__Task to carry out__: Reproduce every line in the listing that contains the word "included".

— begin Data for the task —

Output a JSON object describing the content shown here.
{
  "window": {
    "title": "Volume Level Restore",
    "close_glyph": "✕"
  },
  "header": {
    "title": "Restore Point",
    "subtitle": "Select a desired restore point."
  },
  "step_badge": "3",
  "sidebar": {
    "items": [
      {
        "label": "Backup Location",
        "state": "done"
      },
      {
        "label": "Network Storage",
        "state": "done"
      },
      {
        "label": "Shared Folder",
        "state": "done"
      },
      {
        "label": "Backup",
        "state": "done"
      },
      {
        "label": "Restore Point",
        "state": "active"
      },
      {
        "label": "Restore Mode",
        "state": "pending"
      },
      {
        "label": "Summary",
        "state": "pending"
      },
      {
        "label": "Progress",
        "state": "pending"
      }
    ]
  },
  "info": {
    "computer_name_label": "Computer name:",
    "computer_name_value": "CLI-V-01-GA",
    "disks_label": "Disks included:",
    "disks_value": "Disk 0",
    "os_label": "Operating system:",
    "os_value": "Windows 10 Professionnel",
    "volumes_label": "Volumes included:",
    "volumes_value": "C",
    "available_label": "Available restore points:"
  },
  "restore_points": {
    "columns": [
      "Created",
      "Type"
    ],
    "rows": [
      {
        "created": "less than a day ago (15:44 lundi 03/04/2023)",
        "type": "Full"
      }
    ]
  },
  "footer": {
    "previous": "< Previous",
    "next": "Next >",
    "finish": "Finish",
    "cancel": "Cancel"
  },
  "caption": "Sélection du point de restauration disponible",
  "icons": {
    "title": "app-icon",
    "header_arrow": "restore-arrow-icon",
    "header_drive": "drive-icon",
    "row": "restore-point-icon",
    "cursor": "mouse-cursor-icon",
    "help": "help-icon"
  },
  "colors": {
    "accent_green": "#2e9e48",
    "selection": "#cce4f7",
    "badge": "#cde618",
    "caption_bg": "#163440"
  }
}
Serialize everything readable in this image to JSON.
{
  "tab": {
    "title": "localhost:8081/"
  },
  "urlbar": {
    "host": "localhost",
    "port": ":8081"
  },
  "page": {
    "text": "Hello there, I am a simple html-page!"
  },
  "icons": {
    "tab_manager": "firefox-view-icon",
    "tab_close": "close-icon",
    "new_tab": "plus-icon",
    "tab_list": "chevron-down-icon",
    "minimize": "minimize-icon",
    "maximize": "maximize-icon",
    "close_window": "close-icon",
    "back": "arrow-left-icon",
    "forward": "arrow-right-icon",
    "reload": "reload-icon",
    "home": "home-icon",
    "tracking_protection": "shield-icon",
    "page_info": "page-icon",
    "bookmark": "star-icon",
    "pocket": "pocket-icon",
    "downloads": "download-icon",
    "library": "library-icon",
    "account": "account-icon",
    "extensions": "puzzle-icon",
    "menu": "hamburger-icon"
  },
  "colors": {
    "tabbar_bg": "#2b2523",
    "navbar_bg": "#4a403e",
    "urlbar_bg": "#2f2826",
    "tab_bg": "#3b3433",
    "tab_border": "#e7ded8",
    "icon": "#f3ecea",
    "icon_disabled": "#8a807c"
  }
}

— end Data for the task —

__Task output__:
    "disks_label": "Disks included:",
    "volumes_label": "Volumes included:",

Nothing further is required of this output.